(Problem to work on) Write the material out again exactly.

(Entries provided)
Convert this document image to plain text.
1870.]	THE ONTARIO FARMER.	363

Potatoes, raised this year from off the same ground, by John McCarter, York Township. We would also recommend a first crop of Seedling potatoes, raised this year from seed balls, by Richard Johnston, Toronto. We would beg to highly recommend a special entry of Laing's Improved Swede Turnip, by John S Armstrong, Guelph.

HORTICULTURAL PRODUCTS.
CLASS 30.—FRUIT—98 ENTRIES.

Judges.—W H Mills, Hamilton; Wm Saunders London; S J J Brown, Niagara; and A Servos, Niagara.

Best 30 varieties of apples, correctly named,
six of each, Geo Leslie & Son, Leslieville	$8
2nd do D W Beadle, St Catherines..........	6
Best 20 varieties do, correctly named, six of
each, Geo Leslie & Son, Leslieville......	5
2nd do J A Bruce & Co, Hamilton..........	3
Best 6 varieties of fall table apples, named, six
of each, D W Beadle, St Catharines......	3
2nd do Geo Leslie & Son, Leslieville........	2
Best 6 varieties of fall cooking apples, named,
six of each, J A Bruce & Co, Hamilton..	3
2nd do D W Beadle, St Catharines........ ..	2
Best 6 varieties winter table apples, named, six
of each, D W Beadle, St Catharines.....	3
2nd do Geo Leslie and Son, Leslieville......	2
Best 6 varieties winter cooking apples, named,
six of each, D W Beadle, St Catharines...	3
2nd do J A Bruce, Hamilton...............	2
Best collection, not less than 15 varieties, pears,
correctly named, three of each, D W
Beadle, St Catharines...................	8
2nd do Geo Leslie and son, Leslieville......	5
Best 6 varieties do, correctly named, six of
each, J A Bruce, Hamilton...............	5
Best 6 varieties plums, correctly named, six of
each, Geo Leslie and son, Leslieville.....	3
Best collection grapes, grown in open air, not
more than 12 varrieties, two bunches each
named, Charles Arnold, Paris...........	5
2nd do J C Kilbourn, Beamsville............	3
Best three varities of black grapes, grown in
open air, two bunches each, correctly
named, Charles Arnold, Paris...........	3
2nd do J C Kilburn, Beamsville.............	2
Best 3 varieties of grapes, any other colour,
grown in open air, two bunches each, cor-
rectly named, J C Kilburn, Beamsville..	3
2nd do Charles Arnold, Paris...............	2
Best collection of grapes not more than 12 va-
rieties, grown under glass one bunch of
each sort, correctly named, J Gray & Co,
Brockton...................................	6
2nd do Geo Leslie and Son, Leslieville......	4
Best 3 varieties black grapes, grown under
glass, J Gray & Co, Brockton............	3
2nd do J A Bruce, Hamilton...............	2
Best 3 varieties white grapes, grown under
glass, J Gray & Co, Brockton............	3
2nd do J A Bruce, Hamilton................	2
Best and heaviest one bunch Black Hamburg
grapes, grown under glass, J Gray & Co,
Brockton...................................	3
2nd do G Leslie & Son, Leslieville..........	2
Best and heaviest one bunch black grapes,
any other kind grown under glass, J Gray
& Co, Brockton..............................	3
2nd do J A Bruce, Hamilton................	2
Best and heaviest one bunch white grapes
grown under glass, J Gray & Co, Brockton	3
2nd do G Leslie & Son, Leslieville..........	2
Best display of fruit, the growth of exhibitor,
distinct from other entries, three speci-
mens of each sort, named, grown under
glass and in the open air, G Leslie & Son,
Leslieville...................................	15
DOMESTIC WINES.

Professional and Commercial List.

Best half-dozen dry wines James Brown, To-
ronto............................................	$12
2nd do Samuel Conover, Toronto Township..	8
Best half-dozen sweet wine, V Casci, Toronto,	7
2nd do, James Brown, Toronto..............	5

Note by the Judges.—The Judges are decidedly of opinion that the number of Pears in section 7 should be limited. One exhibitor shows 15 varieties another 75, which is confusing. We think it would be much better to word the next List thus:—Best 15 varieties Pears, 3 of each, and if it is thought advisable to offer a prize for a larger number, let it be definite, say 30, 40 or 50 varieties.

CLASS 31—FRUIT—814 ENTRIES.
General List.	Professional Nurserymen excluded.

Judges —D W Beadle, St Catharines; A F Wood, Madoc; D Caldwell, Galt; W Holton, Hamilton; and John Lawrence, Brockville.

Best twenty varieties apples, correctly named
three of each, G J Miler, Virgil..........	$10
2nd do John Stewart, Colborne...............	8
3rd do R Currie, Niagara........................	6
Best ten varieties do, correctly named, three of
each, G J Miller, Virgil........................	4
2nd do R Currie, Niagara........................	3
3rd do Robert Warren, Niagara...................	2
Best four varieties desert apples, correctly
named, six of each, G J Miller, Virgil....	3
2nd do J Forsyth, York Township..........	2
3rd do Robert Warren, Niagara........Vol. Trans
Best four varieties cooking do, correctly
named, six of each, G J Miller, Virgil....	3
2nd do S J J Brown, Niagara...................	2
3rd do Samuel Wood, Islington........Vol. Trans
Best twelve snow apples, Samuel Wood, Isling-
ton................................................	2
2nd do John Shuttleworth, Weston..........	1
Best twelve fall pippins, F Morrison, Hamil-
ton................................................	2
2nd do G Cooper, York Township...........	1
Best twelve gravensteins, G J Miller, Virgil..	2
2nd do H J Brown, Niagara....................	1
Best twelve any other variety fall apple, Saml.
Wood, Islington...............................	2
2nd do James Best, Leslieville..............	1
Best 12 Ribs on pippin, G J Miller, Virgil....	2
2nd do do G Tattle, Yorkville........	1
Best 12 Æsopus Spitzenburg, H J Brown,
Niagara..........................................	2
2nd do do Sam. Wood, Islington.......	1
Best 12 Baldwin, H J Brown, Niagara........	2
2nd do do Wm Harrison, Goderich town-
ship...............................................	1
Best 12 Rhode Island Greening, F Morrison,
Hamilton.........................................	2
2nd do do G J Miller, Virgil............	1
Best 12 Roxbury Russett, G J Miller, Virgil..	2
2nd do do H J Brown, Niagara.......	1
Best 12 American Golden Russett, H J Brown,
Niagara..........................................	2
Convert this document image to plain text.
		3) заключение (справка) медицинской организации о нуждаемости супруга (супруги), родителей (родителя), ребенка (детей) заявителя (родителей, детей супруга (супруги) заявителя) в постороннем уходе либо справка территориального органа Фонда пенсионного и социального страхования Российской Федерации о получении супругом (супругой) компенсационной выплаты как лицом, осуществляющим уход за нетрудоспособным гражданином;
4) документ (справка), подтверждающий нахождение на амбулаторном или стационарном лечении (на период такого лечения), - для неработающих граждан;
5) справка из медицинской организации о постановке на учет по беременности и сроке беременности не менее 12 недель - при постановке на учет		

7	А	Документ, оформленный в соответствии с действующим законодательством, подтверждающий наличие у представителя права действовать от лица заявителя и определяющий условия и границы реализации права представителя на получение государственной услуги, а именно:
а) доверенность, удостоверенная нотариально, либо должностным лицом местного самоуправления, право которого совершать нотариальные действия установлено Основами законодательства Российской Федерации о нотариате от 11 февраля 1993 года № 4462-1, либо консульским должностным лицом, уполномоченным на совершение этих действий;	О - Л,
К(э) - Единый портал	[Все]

(The response)
Convert this document image to plain text.
1870.]	THE ONTARIO FARMER.	363

Potatoes, raised this year from off the same ground, by John McCarter, York Township. We would also recommend a first crop of Seedling potatoes, raised this year from seed balls, by Richard Johnston, Toronto. We would beg to highly recommend a special entry of Laing's Improved Swede Turnip, by John S Armstrong, Guelph.

HORTICULTURAL PRODUCTS.
CLASS 30.—FRUIT—98 ENTRIES.

Judges.—W H Mills, Hamilton; Wm Saunders London; S J J Brown, Niagara; and A Servos, Niagara.

Best 30 varieties of apples, correctly named,
six of each, Geo Leslie & Son, Leslieville	$8
2nd do D W Beadle, St Catherines..........	6
Best 20 varieties do, correctly named, six of
each, Geo Leslie & Son, Leslieville......	5
2nd do J A Bruce & Co, Hamilton..........	3
Best 6 varieties of fall table apples, named, six
of each, D W Beadle, St Catharines......	3
2nd do Geo Leslie & Son, Leslieville........	2
Best 6 varieties of fall cooking apples, named,
six of each, J A Bruce & Co, Hamilton..	3
2nd do D W Beadle, St Catharines........ ..	2
Best 6 varieties winter table apples, named, six
of each, D W Beadle, St Catharines.....	3
2nd do Geo Leslie and Son, Leslieville......	2
Best 6 varieties winter cooking apples, named,
six of each, D W Beadle, St Catharines...	3
2nd do J A Bruce, Hamilton...............	2
Best collection, not less than 15 varieties, pears,
correctly named, three of each, D W
Beadle, St Catharines...................	8
2nd do Geo Leslie and son, Leslieville......	5
Best 6 varieties do, correctly named, six of
each, J A Bruce, Hamilton...............	5
Best 6 varieties plums, correctly named, six of
each, Geo Leslie and son, Leslieville.....	3
Best collection grapes, grown in open air, not
more than 12 varrieties, two bunches each
named, Charles Arnold, Paris...........	5
2nd do J C Kilbourn, Beamsville............	3
Best three varities of black grapes, grown in
open air, two bunches each, correctly
named, Charles Arnold, Paris...........	3
2nd do J C Kilburn, Beamsville.............	2
Best 3 varieties of grapes, any other colour,
grown in open air, two bunches each, cor-
rectly named, J C Kilburn, Beamsville..	3
2nd do Charles Arnold, Paris...............	2
Best collection of grapes not more than 12 va-
rieties, grown under glass one bunch of
each sort, correctly named, J Gray & Co,
Brockton...................................	6
2nd do Geo Leslie and Son, Leslieville......	4
Best 3 varieties black grapes, grown under
glass, J Gray & Co, Brockton............	3
2nd do J A Bruce, Hamilton...............	2
Best 3 varieties white grapes, grown under
glass, J Gray & Co, Brockton............	3
2nd do J A Bruce, Hamilton................	2
Best and heaviest one bunch Black Hamburg
grapes, grown under glass, J Gray & Co,
Brockton...................................	3
2nd do G Leslie & Son, Leslieville..........	2
Best and heaviest one bunch black grapes,
any other kind grown under glass, J Gray
& Co, Brockton..............................	3
2nd do J A Bruce, Hamilton................	2
Best and heaviest one bunch white grapes
grown under glass, J Gray & Co, Brockton	3
2nd do G Leslie & Son, Leslieville..........	2
Best display of fruit, the growth of exhibitor,
distinct from other entries, three speci-
mens of each sort, named, grown under
glass and in the open air, G Leslie & Son,
Leslieville...................................	15
DOMESTIC WINES.

Professional and Commercial List.

Best half-dozen dry wines James Brown, To-
ronto............................................	$12
2nd do Samuel Conover, Toronto Township..	8
Best half-dozen sweet wine, V Casci, Toronto,	7
2nd do, James Brown, Toronto..............	5

Note by the Judges.—The Judges are decidedly of opinion that the number of Pears in section 7 should be limited. One exhibitor shows 15 varieties another 75, which is confusing. We think it would be much better to word the next List thus:—Best 15 varieties Pears, 3 of each, and if it is thought advisable to offer a prize for a larger number, let it be definite, say 30, 40 or 50 varieties.

CLASS 31—FRUIT—814 ENTRIES.
General List.	Professional Nurserymen excluded.

Judges —D W Beadle, St Catharines; A F Wood, Madoc; D Caldwell, Galt; W Holton, Hamilton; and John Lawrence, Brockville.

Best twenty varieties apples, correctly named
three of each, G J Miler, Virgil..........	$10
2nd do John Stewart, Colborne...............	8
3rd do R Currie, Niagara........................	6
Best ten varieties do, correctly named, three of
each, G J Miller, Virgil........................	4
2nd do R Currie, Niagara........................	3
3rd do Robert Warren, Niagara...................	2
Best four varieties desert apples, correctly
named, six of each, G J Miller, Virgil....	3
2nd do J Forsyth, York Township..........	2
3rd do Robert Warren, Niagara........Vol. Trans
Best four varieties cooking do, correctly
named, six of each, G J Miller, Virgil....	3
2nd do S J J Brown, Niagara...................	2
3rd do Samuel Wood, Islington........Vol. Trans
Best twelve snow apples, Samuel Wood, Isling-
ton................................................	2
2nd do John Shuttleworth, Weston..........	1
Best twelve fall pippins, F Morrison, Hamil-
ton................................................	2
2nd do G Cooper, York Township...........	1
Best twelve gravensteins, G J Miller, Virgil..	2
2nd do H J Brown, Niagara....................	1
Best twelve any other variety fall apple, Saml.
Wood, Islington...............................	2
2nd do James Best, Leslieville..............	1
Best 12 Ribs on pippin, G J Miller, Virgil....	2
2nd do do G Tattle, Yorkville........	1
Best 12 Æsopus Spitzenburg, H J Brown,
Niagara..........................................	2
2nd do do Sam. Wood, Islington.......	1
Best 12 Baldwin, H J Brown, Niagara........	2
2nd do do Wm Harrison, Goderich town-
ship...............................................	1
Best 12 Rhode Island Greening, F Morrison,
Hamilton.........................................	2
2nd do do G J Miller, Virgil............	1
Best 12 Roxbury Russett, G J Miller, Virgil..	2
2nd do do H J Brown, Niagara.......	1
Best 12 American Golden Russett, H J Brown,
Niagara..........................................	2
Convert this document image to plain text.
		3) заключение (справка) медицинской организации о нуждаемости супруга (супруги), родителей (родителя), ребенка (детей) заявителя (родителей, детей супруга (супруги) заявителя) в постороннем уходе либо справка территориального органа Фонда пенсионного и социального страхования Российской Федерации о получении супругом (супругой) компенсационной выплаты как лицом, осуществляющим уход за нетрудоспособным гражданином;
4) документ (справка), подтверждающий нахождение на амбулаторном или стационарном лечении (на период такого лечения), - для неработающих граждан;
5) справка из медицинской организации о постановке на учет по беременности и сроке беременности не менее 12 недель - при постановке на учет		

7	А	Документ, оформленный в соответствии с действующим законодательством, подтверждающий наличие у представителя права действовать от лица заявителя и определяющий условия и границы реализации права представителя на получение государственной услуги, а именно:
а) доверенность, удостоверенная нотариально, либо должностным лицом местного самоуправления, право которого совершать нотариальные действия установлено Основами законодательства Российской Федерации о нотариате от 11 февраля 1993 года № 4462-1, либо консульским должностным лицом, уполномоченным на совершение этих действий;	О - Л,
К(э) - Единый портал	[Все]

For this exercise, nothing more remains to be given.